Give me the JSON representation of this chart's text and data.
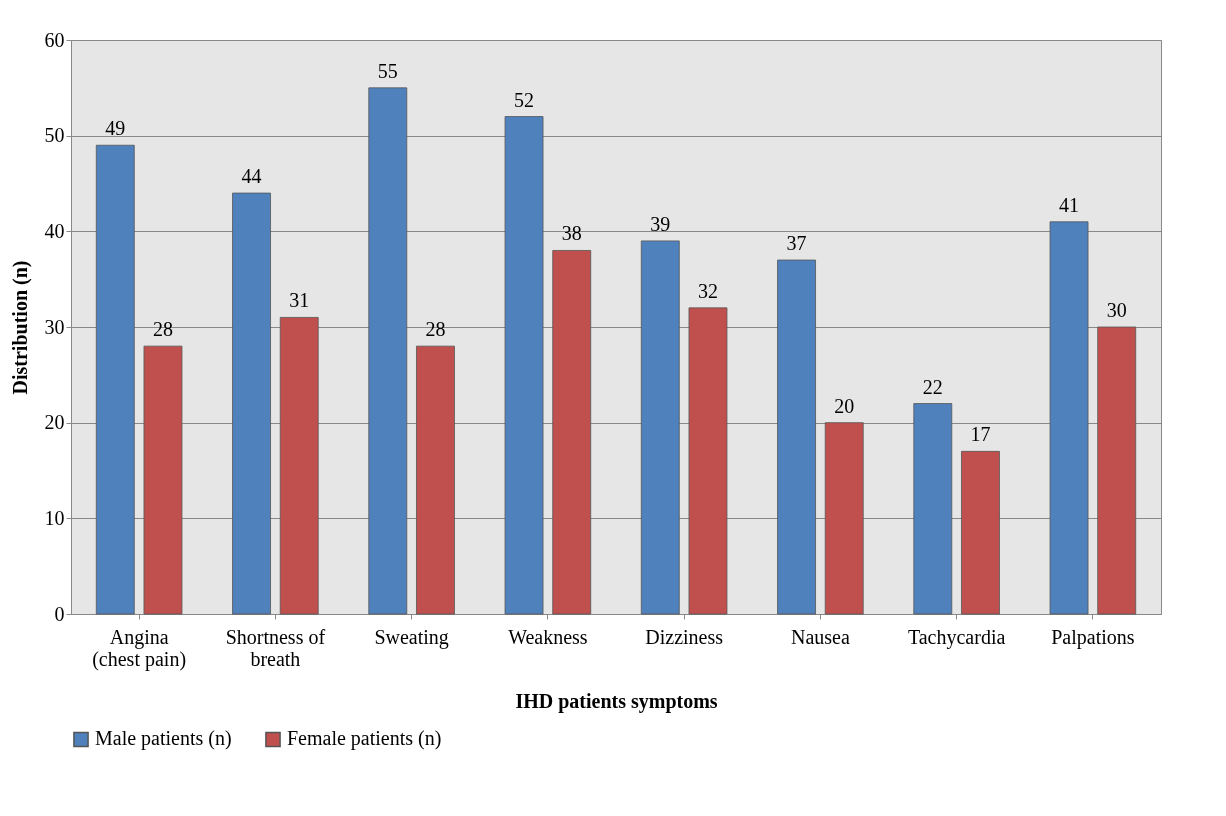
{
  "chart_data": {
    "type": "bar",
    "xlabel": "IHD patients symptoms",
    "ylabel": "Distribution (n)",
    "categories": [
      "Angina (chest pain)",
      "Shortness of breath",
      "Sweating",
      "Weakness",
      "Dizziness",
      "Nausea",
      "Tachycardia",
      "Palpations"
    ],
    "series": [
      {
        "name": "Male patients (n)",
        "color": "#4f81bd",
        "values": [
          49,
          44,
          55,
          52,
          39,
          37,
          22,
          41
        ]
      },
      {
        "name": "Female patients (n)",
        "color": "#c0504d",
        "values": [
          28,
          31,
          28,
          38,
          32,
          20,
          17,
          30
        ]
      }
    ],
    "ylim": [
      0,
      60
    ],
    "yticks": [
      0,
      10,
      20,
      30,
      40,
      50,
      60
    ],
    "grid": "y",
    "legend": "bottom",
    "data_labels": true
  }
}
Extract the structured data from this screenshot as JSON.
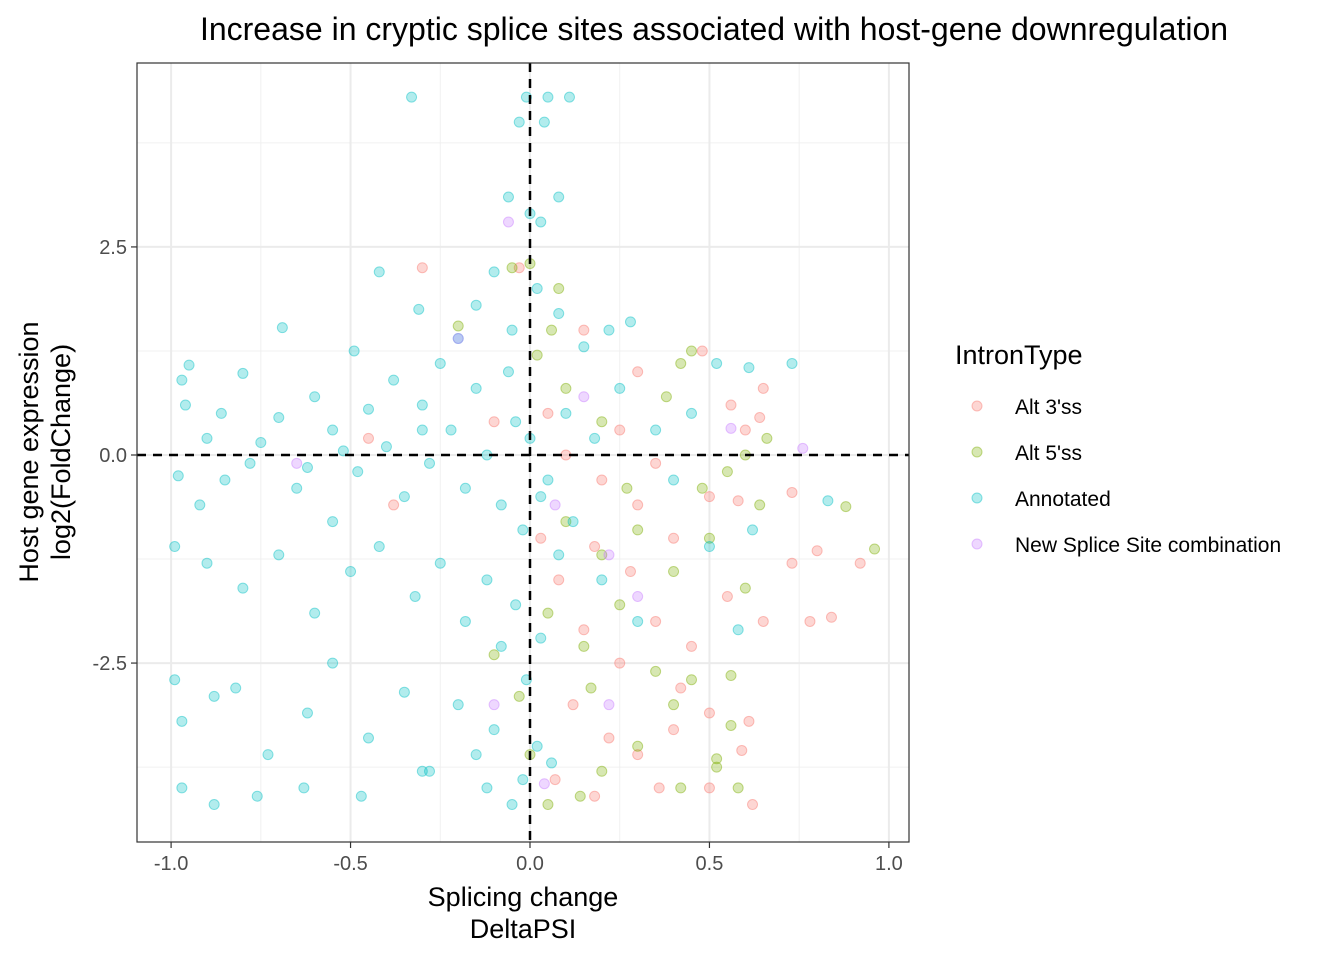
{
  "chart_data": {
    "type": "scatter",
    "title": "Increase in cryptic splice sites associated with host-gene downregulation",
    "xlabel": [
      "Splicing change",
      "DeltaPSI"
    ],
    "ylabel": [
      "Host gene expression",
      "log2(FoldChange)"
    ],
    "xlim": [
      -1.095,
      1.056
    ],
    "ylim": [
      -4.65,
      4.71
    ],
    "x_ticks": [
      -1.0,
      -0.5,
      0.0,
      0.5,
      1.0
    ],
    "x_tick_labels": [
      "-1.0",
      "-0.5",
      "0.0",
      "0.5",
      "1.0"
    ],
    "y_ticks": [
      -2.5,
      0.0,
      2.5
    ],
    "y_tick_labels": [
      "-2.5",
      "0.0",
      "2.5"
    ],
    "grid": true,
    "reference_lines": {
      "x": 0,
      "y": 0,
      "style": "dashed"
    },
    "legend": {
      "title": "IntronType",
      "placement": "right"
    },
    "point_alpha": 0.3,
    "series": [
      {
        "name": "Alt 3'ss",
        "color": "#F8766D",
        "points": [
          [
            -0.03,
            2.25
          ],
          [
            -0.3,
            2.25
          ],
          [
            0.15,
            1.5
          ],
          [
            0.3,
            1.0
          ],
          [
            0.48,
            1.25
          ],
          [
            0.56,
            0.6
          ],
          [
            0.65,
            0.8
          ],
          [
            0.64,
            0.45
          ],
          [
            0.6,
            0.3
          ],
          [
            0.05,
            0.5
          ],
          [
            0.1,
            0.0
          ],
          [
            0.2,
            -0.3
          ],
          [
            0.3,
            -0.6
          ],
          [
            0.4,
            -1.0
          ],
          [
            0.5,
            -0.5
          ],
          [
            0.58,
            -0.55
          ],
          [
            0.73,
            -0.45
          ],
          [
            0.73,
            -1.3
          ],
          [
            0.8,
            -1.15
          ],
          [
            0.92,
            -1.3
          ],
          [
            0.84,
            -1.95
          ],
          [
            0.78,
            -2.0
          ],
          [
            0.65,
            -2.0
          ],
          [
            0.55,
            -1.7
          ],
          [
            0.45,
            -2.3
          ],
          [
            0.35,
            -2.0
          ],
          [
            0.25,
            -2.5
          ],
          [
            0.15,
            -2.1
          ],
          [
            0.08,
            -1.5
          ],
          [
            0.03,
            -1.0
          ],
          [
            0.12,
            -3.0
          ],
          [
            0.22,
            -3.4
          ],
          [
            0.3,
            -3.6
          ],
          [
            0.4,
            -3.3
          ],
          [
            0.5,
            -3.1
          ],
          [
            0.61,
            -3.2
          ],
          [
            0.59,
            -3.55
          ],
          [
            0.62,
            -4.2
          ],
          [
            0.5,
            -4.0
          ],
          [
            0.36,
            -4.0
          ],
          [
            0.18,
            -4.1
          ],
          [
            0.07,
            -3.9
          ],
          [
            0.35,
            -0.1
          ],
          [
            0.25,
            0.3
          ],
          [
            -0.1,
            0.4
          ],
          [
            -0.45,
            0.2
          ],
          [
            -0.38,
            -0.6
          ],
          [
            0.42,
            -2.8
          ],
          [
            0.18,
            -1.1
          ],
          [
            0.28,
            -1.4
          ]
        ]
      },
      {
        "name": "Alt 5'ss",
        "color": "#7CAE00",
        "points": [
          [
            0.0,
            2.3
          ],
          [
            -0.05,
            2.25
          ],
          [
            0.06,
            1.5
          ],
          [
            -0.2,
            1.55
          ],
          [
            0.45,
            1.25
          ],
          [
            0.42,
            1.1
          ],
          [
            0.66,
            0.2
          ],
          [
            0.6,
            0.0
          ],
          [
            0.55,
            -0.2
          ],
          [
            0.48,
            -0.4
          ],
          [
            0.88,
            -0.62
          ],
          [
            0.96,
            -1.13
          ],
          [
            0.64,
            -0.6
          ],
          [
            0.6,
            -1.6
          ],
          [
            0.5,
            -1.0
          ],
          [
            0.4,
            -1.4
          ],
          [
            0.3,
            -0.9
          ],
          [
            0.2,
            -1.2
          ],
          [
            0.1,
            -0.8
          ],
          [
            0.05,
            -1.9
          ],
          [
            0.15,
            -2.3
          ],
          [
            0.25,
            -1.8
          ],
          [
            0.35,
            -2.6
          ],
          [
            0.45,
            -2.7
          ],
          [
            0.56,
            -2.65
          ],
          [
            0.56,
            -3.25
          ],
          [
            0.52,
            -3.75
          ],
          [
            0.52,
            -3.65
          ],
          [
            0.4,
            -3.0
          ],
          [
            0.3,
            -3.5
          ],
          [
            0.2,
            -3.8
          ],
          [
            0.14,
            -4.1
          ],
          [
            0.05,
            -4.2
          ],
          [
            0.0,
            -3.6
          ],
          [
            -0.03,
            -2.9
          ],
          [
            -0.1,
            -2.4
          ],
          [
            0.1,
            0.8
          ],
          [
            0.2,
            0.4
          ],
          [
            0.38,
            0.7
          ],
          [
            0.27,
            -0.4
          ],
          [
            0.17,
            -2.8
          ],
          [
            0.58,
            -4.0
          ],
          [
            0.42,
            -4.0
          ],
          [
            0.02,
            1.2
          ],
          [
            0.08,
            2.0
          ]
        ]
      },
      {
        "name": "Annotated",
        "color": "#00BFC4",
        "points": [
          [
            -0.33,
            4.3
          ],
          [
            -0.01,
            4.3
          ],
          [
            0.05,
            4.3
          ],
          [
            0.11,
            4.3
          ],
          [
            -0.03,
            4.0
          ],
          [
            0.04,
            4.0
          ],
          [
            -0.06,
            3.1
          ],
          [
            0.08,
            3.1
          ],
          [
            0.0,
            2.9
          ],
          [
            0.03,
            2.8
          ],
          [
            -0.42,
            2.2
          ],
          [
            -0.31,
            1.75
          ],
          [
            -0.49,
            1.25
          ],
          [
            -0.69,
            1.53
          ],
          [
            -0.95,
            1.08
          ],
          [
            -0.97,
            0.9
          ],
          [
            -0.8,
            0.98
          ],
          [
            -0.7,
            0.45
          ],
          [
            -0.6,
            0.7
          ],
          [
            -0.55,
            0.3
          ],
          [
            -0.45,
            0.55
          ],
          [
            -0.38,
            0.9
          ],
          [
            -0.3,
            0.6
          ],
          [
            -0.25,
            1.1
          ],
          [
            -0.2,
            1.4
          ],
          [
            -0.15,
            1.8
          ],
          [
            -0.1,
            2.2
          ],
          [
            -0.05,
            1.5
          ],
          [
            0.02,
            2.0
          ],
          [
            0.08,
            1.7
          ],
          [
            0.15,
            1.3
          ],
          [
            0.22,
            1.5
          ],
          [
            0.28,
            1.6
          ],
          [
            0.73,
            1.1
          ],
          [
            0.61,
            1.05
          ],
          [
            0.52,
            1.1
          ],
          [
            -0.9,
            0.2
          ],
          [
            -0.85,
            -0.3
          ],
          [
            -0.98,
            -0.25
          ],
          [
            -0.92,
            -0.6
          ],
          [
            -0.78,
            -0.1
          ],
          [
            -0.65,
            -0.4
          ],
          [
            -0.55,
            -0.8
          ],
          [
            -0.48,
            -0.2
          ],
          [
            -0.4,
            0.1
          ],
          [
            -0.35,
            -0.5
          ],
          [
            -0.28,
            -0.1
          ],
          [
            -0.22,
            0.3
          ],
          [
            -0.18,
            -0.4
          ],
          [
            -0.12,
            0.0
          ],
          [
            -0.08,
            -0.6
          ],
          [
            -0.04,
            0.4
          ],
          [
            -0.02,
            -0.9
          ],
          [
            0.05,
            -0.3
          ],
          [
            0.1,
            0.5
          ],
          [
            0.18,
            0.2
          ],
          [
            0.25,
            0.8
          ],
          [
            0.35,
            0.3
          ],
          [
            0.45,
            0.5
          ],
          [
            0.83,
            -0.55
          ],
          [
            0.62,
            -0.9
          ],
          [
            -0.99,
            -1.1
          ],
          [
            -0.9,
            -1.3
          ],
          [
            -0.8,
            -1.6
          ],
          [
            -0.7,
            -1.2
          ],
          [
            -0.6,
            -1.9
          ],
          [
            -0.5,
            -1.4
          ],
          [
            -0.42,
            -1.1
          ],
          [
            -0.32,
            -1.7
          ],
          [
            -0.25,
            -1.3
          ],
          [
            -0.18,
            -2.0
          ],
          [
            -0.12,
            -1.5
          ],
          [
            -0.08,
            -2.3
          ],
          [
            -0.04,
            -1.8
          ],
          [
            -0.01,
            -2.7
          ],
          [
            0.03,
            -2.2
          ],
          [
            0.08,
            -1.2
          ],
          [
            -0.99,
            -2.7
          ],
          [
            -0.97,
            -3.2
          ],
          [
            -0.88,
            -2.9
          ],
          [
            -0.82,
            -2.8
          ],
          [
            -0.73,
            -3.6
          ],
          [
            -0.62,
            -3.1
          ],
          [
            -0.55,
            -2.5
          ],
          [
            -0.45,
            -3.4
          ],
          [
            -0.35,
            -2.85
          ],
          [
            -0.28,
            -3.8
          ],
          [
            -0.2,
            -3.0
          ],
          [
            -0.15,
            -3.6
          ],
          [
            -0.1,
            -3.3
          ],
          [
            -0.05,
            -4.2
          ],
          [
            -0.02,
            -3.9
          ],
          [
            0.02,
            -3.5
          ],
          [
            -0.97,
            -4.0
          ],
          [
            -0.88,
            -4.2
          ],
          [
            -0.76,
            -4.1
          ],
          [
            -0.63,
            -4.0
          ],
          [
            -0.47,
            -4.1
          ],
          [
            -0.3,
            -3.8
          ],
          [
            -0.12,
            -4.0
          ],
          [
            0.06,
            -3.7
          ],
          [
            -0.96,
            0.6
          ],
          [
            -0.86,
            0.5
          ],
          [
            -0.75,
            0.15
          ],
          [
            -0.62,
            -0.15
          ],
          [
            -0.52,
            0.05
          ],
          [
            -0.3,
            0.3
          ],
          [
            -0.15,
            0.8
          ],
          [
            -0.06,
            1.0
          ],
          [
            0.0,
            0.2
          ],
          [
            0.03,
            -0.5
          ],
          [
            0.12,
            -0.8
          ],
          [
            0.2,
            -1.5
          ],
          [
            0.3,
            -2.0
          ],
          [
            0.4,
            -0.3
          ],
          [
            0.5,
            -1.1
          ],
          [
            0.58,
            -2.1
          ]
        ]
      },
      {
        "name": "New Splice Site combination",
        "color": "#C77CFF",
        "points": [
          [
            -0.06,
            2.8
          ],
          [
            0.76,
            0.08
          ],
          [
            0.56,
            0.32
          ],
          [
            -0.2,
            1.4
          ],
          [
            0.22,
            -1.2
          ],
          [
            0.07,
            -0.6
          ],
          [
            0.3,
            -1.7
          ],
          [
            0.22,
            -3.0
          ],
          [
            0.04,
            -3.95
          ],
          [
            -0.1,
            -3.0
          ],
          [
            -0.65,
            -0.1
          ],
          [
            0.15,
            0.7
          ]
        ]
      }
    ]
  }
}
************
YOUR ASSIGNMENT :: Your answer should be only the number of lines in the records that hold the word "gene".

ANSWER SPACE :: 2